#### WHAT THE TASK REQUIRES:
Return the records, each one exactly as written.

======== TASK MATERIAL

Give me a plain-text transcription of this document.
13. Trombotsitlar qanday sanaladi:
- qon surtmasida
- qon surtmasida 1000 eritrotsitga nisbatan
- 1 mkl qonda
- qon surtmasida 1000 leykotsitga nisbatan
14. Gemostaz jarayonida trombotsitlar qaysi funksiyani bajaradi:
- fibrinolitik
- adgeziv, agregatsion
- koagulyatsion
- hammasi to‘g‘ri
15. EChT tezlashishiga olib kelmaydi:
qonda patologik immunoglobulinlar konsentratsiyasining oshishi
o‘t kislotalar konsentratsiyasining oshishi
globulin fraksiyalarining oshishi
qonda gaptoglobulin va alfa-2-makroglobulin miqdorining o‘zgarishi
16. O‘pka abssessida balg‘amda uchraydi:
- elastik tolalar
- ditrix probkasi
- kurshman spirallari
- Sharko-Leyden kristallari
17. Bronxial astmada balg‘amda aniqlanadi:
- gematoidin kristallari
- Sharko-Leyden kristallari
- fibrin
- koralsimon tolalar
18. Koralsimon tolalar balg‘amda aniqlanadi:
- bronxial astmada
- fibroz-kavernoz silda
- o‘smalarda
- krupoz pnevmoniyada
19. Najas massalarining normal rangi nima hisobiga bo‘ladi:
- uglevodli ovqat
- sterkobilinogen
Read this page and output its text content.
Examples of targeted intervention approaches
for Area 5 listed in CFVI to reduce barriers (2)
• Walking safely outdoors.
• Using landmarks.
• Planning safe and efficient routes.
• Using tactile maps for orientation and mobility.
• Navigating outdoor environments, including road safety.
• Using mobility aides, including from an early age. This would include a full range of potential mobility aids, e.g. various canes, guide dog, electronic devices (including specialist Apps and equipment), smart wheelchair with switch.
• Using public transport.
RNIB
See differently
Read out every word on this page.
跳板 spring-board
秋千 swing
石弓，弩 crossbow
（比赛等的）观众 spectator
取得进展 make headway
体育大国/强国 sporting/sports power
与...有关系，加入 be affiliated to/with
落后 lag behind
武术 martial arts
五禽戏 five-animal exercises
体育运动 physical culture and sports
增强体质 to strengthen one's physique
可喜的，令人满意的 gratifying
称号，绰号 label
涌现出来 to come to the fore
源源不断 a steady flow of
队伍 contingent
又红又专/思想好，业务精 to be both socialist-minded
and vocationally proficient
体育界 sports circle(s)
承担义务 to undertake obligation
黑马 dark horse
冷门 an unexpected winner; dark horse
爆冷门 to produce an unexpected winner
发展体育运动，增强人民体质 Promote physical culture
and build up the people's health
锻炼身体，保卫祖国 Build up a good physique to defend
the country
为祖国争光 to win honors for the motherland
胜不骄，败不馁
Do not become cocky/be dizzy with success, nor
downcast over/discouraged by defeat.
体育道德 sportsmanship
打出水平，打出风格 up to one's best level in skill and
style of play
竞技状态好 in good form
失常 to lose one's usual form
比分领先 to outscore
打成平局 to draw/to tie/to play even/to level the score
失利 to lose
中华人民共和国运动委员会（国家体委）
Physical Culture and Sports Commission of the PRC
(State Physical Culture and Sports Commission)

================

#### OUTPUT OF THE EXERCISE:
Give me a plain-text transcription of this document.
13. Trombotsitlar qanday sanaladi:
- qon surtmasida
- qon surtmasida 1000 eritrotsitga nisbatan
- 1 mkl qonda
- qon surtmasida 1000 leykotsitga nisbatan
14. Gemostaz jarayonida trombotsitlar qaysi funksiyani bajaradi:
- fibrinolitik
- adgeziv, agregatsion
- koagulyatsion
- hammasi to‘g‘ri
15. EChT tezlashishiga olib kelmaydi:
qonda patologik immunoglobulinlar konsentratsiyasining oshishi
o‘t kislotalar konsentratsiyasining oshishi
globulin fraksiyalarining oshishi
qonda gaptoglobulin va alfa-2-makroglobulin miqdorining o‘zgarishi
16. O‘pka abssessida balg‘amda uchraydi:
- elastik tolalar
- ditrix probkasi
- kurshman spirallari
- Sharko-Leyden kristallari
17. Bronxial astmada balg‘amda aniqlanadi:
- gematoidin kristallari
- Sharko-Leyden kristallari
- fibrin
- koralsimon tolalar
18. Koralsimon tolalar balg‘amda aniqlanadi:
- bronxial astmada
- fibroz-kavernoz silda
- o‘smalarda
- krupoz pnevmoniyada
19. Najas massalarining normal rangi nima hisobiga bo‘ladi:
- uglevodli ovqat
- sterkobilinogen
Read this page and output its text content.
Examples of targeted intervention approaches
for Area 5 listed in CFVI to reduce barriers (2)
• Walking safely outdoors.
• Using landmarks.
• Planning safe and efficient routes.
• Using tactile maps for orientation and mobility.
• Navigating outdoor environments, including road safety.
• Using mobility aides, including from an early age. This would include a full range of potential mobility aids, e.g. various canes, guide dog, electronic devices (including specialist Apps and equipment), smart wheelchair with switch.
• Using public transport.
RNIB
See differently
Read out every word on this page.
跳板 spring-board
秋千 swing
石弓，弩 crossbow
（比赛等的）观众 spectator
取得进展 make headway
体育大国/强国 sporting/sports power
与...有关系，加入 be affiliated to/with
落后 lag behind
武术 martial arts
五禽戏 five-animal exercises
体育运动 physical culture and sports
增强体质 to strengthen one's physique
可喜的，令人满意的 gratifying
称号，绰号 label
涌现出来 to come to the fore
源源不断 a steady flow of
队伍 contingent
又红又专/思想好，业务精 to be both socialist-minded
and vocationally proficient
体育界 sports circle(s)
承担义务 to undertake obligation
黑马 dark horse
冷门 an unexpected winner; dark horse
爆冷门 to produce an unexpected winner
发展体育运动，增强人民体质 Promote physical culture
and build up the people's health
锻炼身体，保卫祖国 Build up a good physique to defend
the country
为祖国争光 to win honors for the motherland
胜不骄，败不馁
Do not become cocky/be dizzy with success, nor
downcast over/discouraged by defeat.
体育道德 sportsmanship
打出水平，打出风格 up to one's best level in skill and
style of play
竞技状态好 in good form
失常 to lose one's usual form
比分领先 to outscore
打成平局 to draw/to tie/to play even/to level the score
失利 to lose
中华人民共和国运动委员会（国家体委）
Physical Culture and Sports Commission of the PRC
(State Physical Culture and Sports Commission)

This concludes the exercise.